▶ [Record list]
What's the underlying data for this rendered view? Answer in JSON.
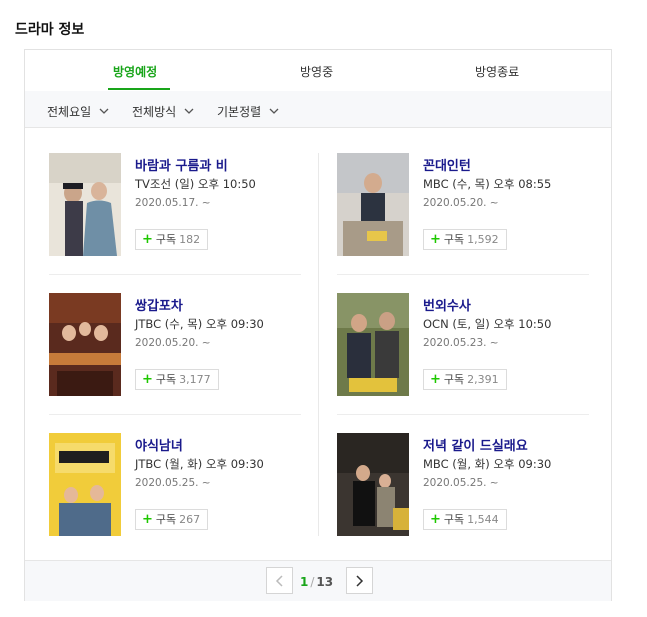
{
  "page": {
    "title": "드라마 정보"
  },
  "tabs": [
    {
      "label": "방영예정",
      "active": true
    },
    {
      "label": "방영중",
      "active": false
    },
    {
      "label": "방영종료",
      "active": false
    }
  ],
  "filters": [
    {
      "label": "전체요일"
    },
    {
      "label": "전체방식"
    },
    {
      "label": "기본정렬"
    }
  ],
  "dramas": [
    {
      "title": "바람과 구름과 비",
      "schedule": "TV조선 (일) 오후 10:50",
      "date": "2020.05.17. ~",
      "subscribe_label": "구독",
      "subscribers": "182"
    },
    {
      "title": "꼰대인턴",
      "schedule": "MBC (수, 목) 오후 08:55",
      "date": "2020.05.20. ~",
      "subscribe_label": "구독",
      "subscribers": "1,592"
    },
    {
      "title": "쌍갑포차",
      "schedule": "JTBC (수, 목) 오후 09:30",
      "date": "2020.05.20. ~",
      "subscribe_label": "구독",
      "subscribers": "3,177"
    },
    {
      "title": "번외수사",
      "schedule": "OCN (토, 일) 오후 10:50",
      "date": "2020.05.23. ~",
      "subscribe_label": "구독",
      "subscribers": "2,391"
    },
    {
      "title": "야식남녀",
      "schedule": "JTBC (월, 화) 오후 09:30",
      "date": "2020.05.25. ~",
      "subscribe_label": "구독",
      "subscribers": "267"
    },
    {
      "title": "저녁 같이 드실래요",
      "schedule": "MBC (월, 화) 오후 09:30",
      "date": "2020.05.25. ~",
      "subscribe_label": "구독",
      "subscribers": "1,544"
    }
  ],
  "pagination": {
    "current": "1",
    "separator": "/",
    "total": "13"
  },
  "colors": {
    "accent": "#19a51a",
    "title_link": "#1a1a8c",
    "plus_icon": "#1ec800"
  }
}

▶ [What you have to do] From the entries above, copy every line where the word "schedule" shows up.

▶ [Full answer]
      "schedule": "TV조선 (일) 오후 10:50",
      "schedule": "MBC (수, 목) 오후 08:55",
      "schedule": "JTBC (수, 목) 오후 09:30",
      "schedule": "OCN (토, 일) 오후 10:50",
      "schedule": "JTBC (월, 화) 오후 09:30",
      "schedule": "MBC (월, 화) 오후 09:30",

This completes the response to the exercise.